[Source records]
========

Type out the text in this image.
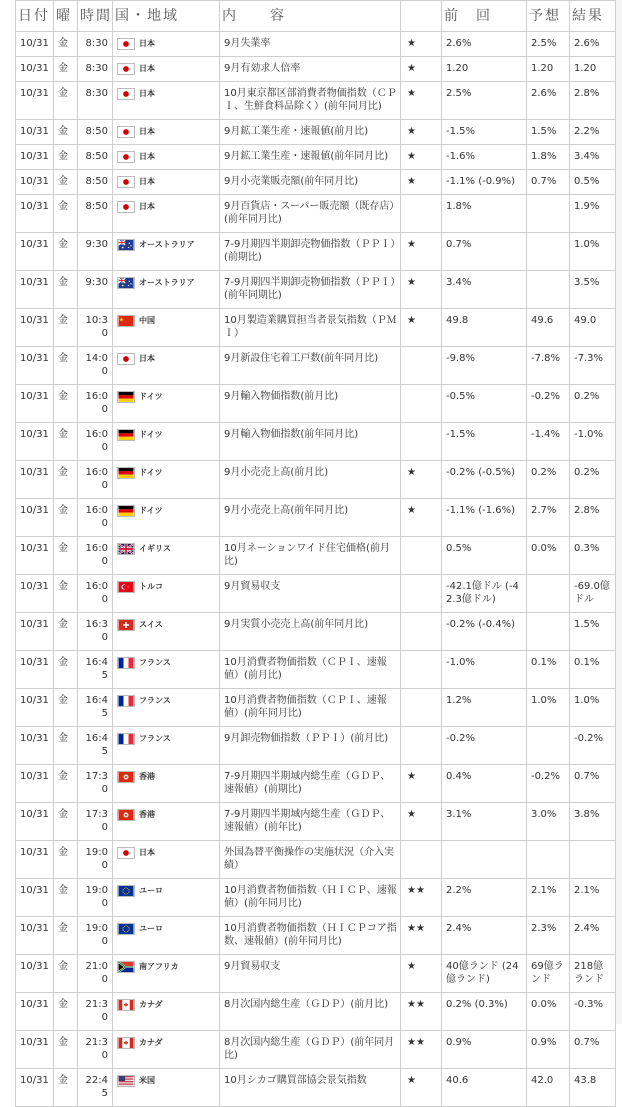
日付	曜	時間	国・地域	内　　容		前　回	予想	結果
10/31	金	8:30	日本	9月失業率	★	2.6%	2.5%	2.6%
10/31	金	8:30	日本	9月有効求人倍率	★	1.20	1.20	1.20
10/31	金	8:30	日本	10月東京都区部消費者物価指数（ＣＰＩ、生鮮食料品除く）(前年同月比)	★	2.5%	2.6%	2.8%
10/31	金	8:50	日本	9月鉱工業生産・速報値(前月比)	★	-1.5%	1.5%	2.2%
10/31	金	8:50	日本	9月鉱工業生産・速報値(前年同月比)	★	-1.6%	1.8%	3.4%
10/31	金	8:50	日本	9月小売業販売額(前年同月比)	★	-1.1% (-0.9%)	0.7%	0.5%
10/31	金	8:50	日本	9月百貨店・スーパー販売額（既存店）(前年同月比)		1.8%		1.9%
10/31	金	9:30	オーストラリア	7-9月期四半期卸売物価指数（ＰＰＩ）(前期比)	★	0.7%		1.0%
10/31	金	9:30	オーストラリア	7-9月期四半期卸売物価指数（ＰＰＩ）(前年同期比)	★	3.4%		3.5%
10/31	金	10:30	中国	10月製造業購買担当者景気指数（ＰＭＩ）	★	49.8	49.6	49.0
10/31	金	14:00	日本	9月新設住宅着工戸数(前年同月比)		-9.8%	-7.8%	-7.3%
10/31	金	16:00	ドイツ	9月輸入物価指数(前月比)		-0.5%	-0.2%	0.2%
10/31	金	16:00	ドイツ	9月輸入物価指数(前年同月比)		-1.5%	-1.4%	-1.0%
10/31	金	16:00	ドイツ	9月小売売上高(前月比)	★	-0.2% (-0.5%)	0.2%	0.2%
10/31	金	16:00	ドイツ	9月小売売上高(前年同月比)	★	-1.1% (-1.6%)	2.7%	2.8%
10/31	金	16:00	イギリス	10月ネーションワイド住宅価格(前月比)		0.5%	0.0%	0.3%
10/31	金	16:00	トルコ	9月貿易収支		-42.1億ドル (-42.3億ドル)		-69.0億ドル
10/31	金	16:30	スイス	9月実質小売売上高(前年同月比)		-0.2% (-0.4%)		1.5%
10/31	金	16:45	フランス	10月消費者物価指数（ＣＰＩ、速報値）(前月比)		-1.0%	0.1%	0.1%
10/31	金	16:45	フランス	10月消費者物価指数（ＣＰＩ、速報値）(前年同月比)		1.2%	1.0%	1.0%
10/31	金	16:45	フランス	9月卸売物価指数（ＰＰＩ）(前月比)		-0.2%		-0.2%
10/31	金	17:30	香港	7-9月期四半期域内総生産（ＧＤＰ、速報値）(前期比)	★	0.4%	-0.2%	0.7%
10/31	金	17:30	香港	7-9月期四半期域内総生産（ＧＤＰ、速報値）(前年比)	★	3.1%	3.0%	3.8%
10/31	金	19:00	日本	外国為替平衡操作の実施状況（介入実績）				
10/31	金	19:00	ユーロ	10月消費者物価指数（ＨＩＣＰ、速報値）(前年同月比)	★★	2.2%	2.1%	2.1%
10/31	金	19:00	ユーロ	10月消費者物価指数（ＨＩＣＰコア指数、速報値）(前年同月比)	★★	2.4%	2.3%	2.4%
10/31	金	21:00	南アフリカ	9月貿易収支	★	40億ランド (24億ランド)	69億ランド	218億ランド
10/31	金	21:30	カナダ	8月次国内総生産（ＧＤＰ）(前月比)	★★	0.2% (0.3%)	0.0%	-0.3%
10/31	金	21:30	カナダ	8月次国内総生産（ＧＤＰ）(前年同月比)	★★	0.9%	0.9%	0.7%
10/31	金	22:45	米国	10月シカゴ購買部協会景気指数	★	40.6	42.0	43.8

========

Task:
Go through the listing above and write it out again exactly, dropping the pictures.

Full answer:
Type out the text in this image.
日付	曜	時間	国・地域	内　　容		前　回	予想	結果
10/31	金	8:30	日本	9月失業率	★	2.6%	2.5%	2.6%
10/31	金	8:30	日本	9月有効求人倍率	★	1.20	1.20	1.20
10/31	金	8:30	日本	10月東京都区部消費者物価指数（ＣＰＩ、生鮮食料品除く）(前年同月比)	★	2.5%	2.6%	2.8%
10/31	金	8:50	日本	9月鉱工業生産・速報値(前月比)	★	-1.5%	1.5%	2.2%
10/31	金	8:50	日本	9月鉱工業生産・速報値(前年同月比)	★	-1.6%	1.8%	3.4%
10/31	金	8:50	日本	9月小売業販売額(前年同月比)	★	-1.1% (-0.9%)	0.7%	0.5%
10/31	金	8:50	日本	9月百貨店・スーパー販売額（既存店）(前年同月比)		1.8%		1.9%
10/31	金	9:30	オーストラリア	7-9月期四半期卸売物価指数（ＰＰＩ）(前期比)	★	0.7%		1.0%
10/31	金	9:30	オーストラリア	7-9月期四半期卸売物価指数（ＰＰＩ）(前年同期比)	★	3.4%		3.5%
10/31	金	10:30	中国	10月製造業購買担当者景気指数（ＰＭＩ）	★	49.8	49.6	49.0
10/31	金	14:00	日本	9月新設住宅着工戸数(前年同月比)		-9.8%	-7.8%	-7.3%
10/31	金	16:00	ドイツ	9月輸入物価指数(前月比)		-0.5%	-0.2%	0.2%
10/31	金	16:00	ドイツ	9月輸入物価指数(前年同月比)		-1.5%	-1.4%	-1.0%
10/31	金	16:00	ドイツ	9月小売売上高(前月比)	★	-0.2% (-0.5%)	0.2%	0.2%
10/31	金	16:00	ドイツ	9月小売売上高(前年同月比)	★	-1.1% (-1.6%)	2.7%	2.8%
10/31	金	16:00	イギリス	10月ネーションワイド住宅価格(前月比)		0.5%	0.0%	0.3%
10/31	金	16:00	トルコ	9月貿易収支		-42.1億ドル (-42.3億ドル)		-69.0億ドル
10/31	金	16:30	スイス	9月実質小売売上高(前年同月比)		-0.2% (-0.4%)		1.5%
10/31	金	16:45	フランス	10月消費者物価指数（ＣＰＩ、速報値）(前月比)		-1.0%	0.1%	0.1%
10/31	金	16:45	フランス	10月消費者物価指数（ＣＰＩ、速報値）(前年同月比)		1.2%	1.0%	1.0%
10/31	金	16:45	フランス	9月卸売物価指数（ＰＰＩ）(前月比)		-0.2%		-0.2%
10/31	金	17:30	香港	7-9月期四半期域内総生産（ＧＤＰ、速報値）(前期比)	★	0.4%	-0.2%	0.7%
10/31	金	17:30	香港	7-9月期四半期域内総生産（ＧＤＰ、速報値）(前年比)	★	3.1%	3.0%	3.8%
10/31	金	19:00	日本	外国為替平衡操作の実施状況（介入実績）				
10/31	金	19:00	ユーロ	10月消費者物価指数（ＨＩＣＰ、速報値）(前年同月比)	★★	2.2%	2.1%	2.1%
10/31	金	19:00	ユーロ	10月消費者物価指数（ＨＩＣＰコア指数、速報値）(前年同月比)	★★	2.4%	2.3%	2.4%
10/31	金	21:00	南アフリカ	9月貿易収支	★	40億ランド (24億ランド)	69億ランド	218億ランド
10/31	金	21:30	カナダ	8月次国内総生産（ＧＤＰ）(前月比)	★★	0.2% (0.3%)	0.0%	-0.3%
10/31	金	21:30	カナダ	8月次国内総生産（ＧＤＰ）(前年同月比)	★★	0.9%	0.9%	0.7%
10/31	金	22:45	米国	10月シカゴ購買部協会景気指数	★	40.6	42.0	43.8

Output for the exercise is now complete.